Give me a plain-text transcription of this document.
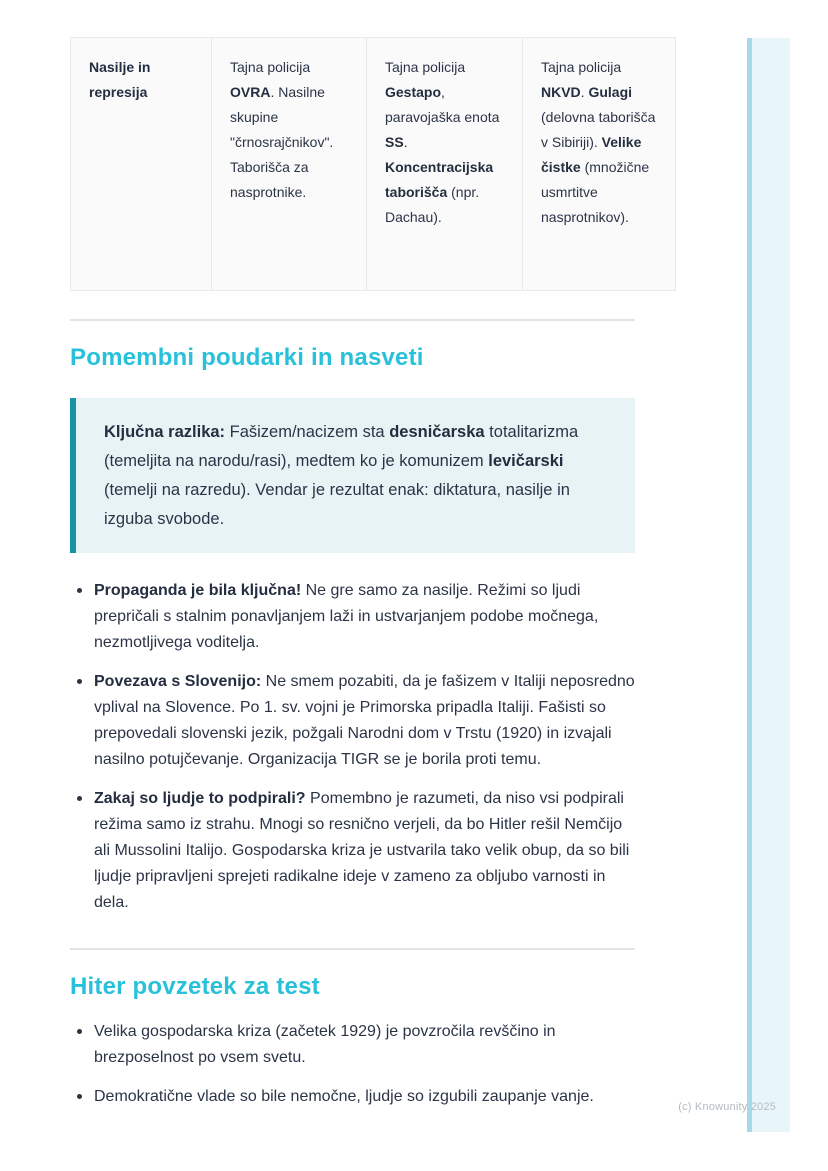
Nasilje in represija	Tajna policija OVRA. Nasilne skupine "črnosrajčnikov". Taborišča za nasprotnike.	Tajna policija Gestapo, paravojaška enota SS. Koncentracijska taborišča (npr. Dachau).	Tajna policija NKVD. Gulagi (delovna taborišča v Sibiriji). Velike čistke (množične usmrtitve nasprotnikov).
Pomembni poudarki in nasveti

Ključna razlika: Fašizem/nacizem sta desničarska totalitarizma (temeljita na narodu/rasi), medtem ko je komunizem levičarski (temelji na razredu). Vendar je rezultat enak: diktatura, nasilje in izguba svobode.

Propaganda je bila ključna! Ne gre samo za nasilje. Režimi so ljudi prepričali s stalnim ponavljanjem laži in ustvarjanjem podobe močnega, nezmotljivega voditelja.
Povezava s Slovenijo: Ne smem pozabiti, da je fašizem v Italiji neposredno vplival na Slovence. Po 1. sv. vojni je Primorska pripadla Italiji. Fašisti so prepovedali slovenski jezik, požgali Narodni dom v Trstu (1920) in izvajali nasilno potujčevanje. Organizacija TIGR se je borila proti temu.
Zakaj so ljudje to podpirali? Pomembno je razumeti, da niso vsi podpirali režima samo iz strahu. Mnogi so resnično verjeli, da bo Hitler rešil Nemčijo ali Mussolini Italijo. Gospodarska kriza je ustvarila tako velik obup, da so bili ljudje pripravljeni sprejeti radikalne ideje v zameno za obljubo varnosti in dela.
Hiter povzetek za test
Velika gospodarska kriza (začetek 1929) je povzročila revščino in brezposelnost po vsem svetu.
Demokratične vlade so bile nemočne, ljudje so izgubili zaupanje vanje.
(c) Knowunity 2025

________________________________________

Are you able to set down all the lines above exactly, without any pictures?

> Solution:
Give me a plain-text transcription of this document.
Nasilje in represija	Tajna policija OVRA. Nasilne skupine "črnosrajčnikov". Taborišča za nasprotnike.	Tajna policija Gestapo, paravojaška enota SS. Koncentracijska taborišča (npr. Dachau).	Tajna policija NKVD. Gulagi (delovna taborišča v Sibiriji). Velike čistke (množične usmrtitve nasprotnikov).
Pomembni poudarki in nasveti

Ključna razlika: Fašizem/nacizem sta desničarska totalitarizma (temeljita na narodu/rasi), medtem ko je komunizem levičarski (temelji na razredu). Vendar je rezultat enak: diktatura, nasilje in izguba svobode.

Propaganda je bila ključna! Ne gre samo za nasilje. Režimi so ljudi prepričali s stalnim ponavljanjem laži in ustvarjanjem podobe močnega, nezmotljivega voditelja.
Povezava s Slovenijo: Ne smem pozabiti, da je fašizem v Italiji neposredno vplival na Slovence. Po 1. sv. vojni je Primorska pripadla Italiji. Fašisti so prepovedali slovenski jezik, požgali Narodni dom v Trstu (1920) in izvajali nasilno potujčevanje. Organizacija TIGR se je borila proti temu.
Zakaj so ljudje to podpirali? Pomembno je razumeti, da niso vsi podpirali režima samo iz strahu. Mnogi so resnično verjeli, da bo Hitler rešil Nemčijo ali Mussolini Italijo. Gospodarska kriza je ustvarila tako velik obup, da so bili ljudje pripravljeni sprejeti radikalne ideje v zameno za obljubo varnosti in dela.
Hiter povzetek za test
Velika gospodarska kriza (začetek 1929) je povzročila revščino in brezposelnost po vsem svetu.
Demokratične vlade so bile nemočne, ljudje so izgubili zaupanje vanje.
(c) Knowunity 2025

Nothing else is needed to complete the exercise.